* **Dataset records**:
** Begin **

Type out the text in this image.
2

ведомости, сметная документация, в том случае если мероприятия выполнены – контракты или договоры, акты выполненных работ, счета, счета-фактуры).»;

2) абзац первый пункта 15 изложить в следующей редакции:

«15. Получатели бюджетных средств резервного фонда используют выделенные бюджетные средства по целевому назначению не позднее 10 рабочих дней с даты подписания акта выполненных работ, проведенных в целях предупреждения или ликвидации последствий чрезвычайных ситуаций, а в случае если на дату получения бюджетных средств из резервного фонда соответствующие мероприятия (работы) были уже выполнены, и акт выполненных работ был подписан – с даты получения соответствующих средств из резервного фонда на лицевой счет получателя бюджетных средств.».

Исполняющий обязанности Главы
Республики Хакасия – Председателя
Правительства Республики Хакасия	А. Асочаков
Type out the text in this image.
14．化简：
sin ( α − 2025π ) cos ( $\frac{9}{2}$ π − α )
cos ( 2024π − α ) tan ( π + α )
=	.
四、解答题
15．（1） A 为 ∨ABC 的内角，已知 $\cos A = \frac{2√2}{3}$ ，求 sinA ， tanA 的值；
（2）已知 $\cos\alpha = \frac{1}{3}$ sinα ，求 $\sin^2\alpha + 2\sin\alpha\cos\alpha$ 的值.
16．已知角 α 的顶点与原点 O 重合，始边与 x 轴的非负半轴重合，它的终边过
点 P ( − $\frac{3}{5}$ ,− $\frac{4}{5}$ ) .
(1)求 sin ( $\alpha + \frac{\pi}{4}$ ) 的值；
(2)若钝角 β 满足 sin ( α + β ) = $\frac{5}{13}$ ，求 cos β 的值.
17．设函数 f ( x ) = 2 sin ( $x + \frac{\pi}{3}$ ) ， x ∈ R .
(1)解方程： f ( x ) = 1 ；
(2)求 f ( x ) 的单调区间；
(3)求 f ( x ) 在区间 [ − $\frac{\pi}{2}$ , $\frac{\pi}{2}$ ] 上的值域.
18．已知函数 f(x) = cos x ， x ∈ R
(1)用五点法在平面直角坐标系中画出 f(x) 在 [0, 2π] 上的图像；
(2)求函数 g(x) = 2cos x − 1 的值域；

** End **

Using the records above, list each line that includes "выполненных".

ведомости, сметная документация, в том случае если мероприятия выполнены – контракты или договоры, акты выполненных работ, счета, счета-фактуры).»;
«15. Получатели бюджетных средств резервного фонда используют выделенные бюджетные средства по целевому назначению не позднее 10 рабочих дней с даты подписания акта выполненных работ, проведенных в целях предупреждения или ликвидации последствий чрезвычайных ситуаций, а в случае если на дату получения бюджетных средств из резервного фонда соответствующие мероприятия (работы) были уже выполнены, и акт выполненных работ был подписан – с даты получения соответствующих средств из резервного фонда на лицевой счет получателя бюджетных средств.».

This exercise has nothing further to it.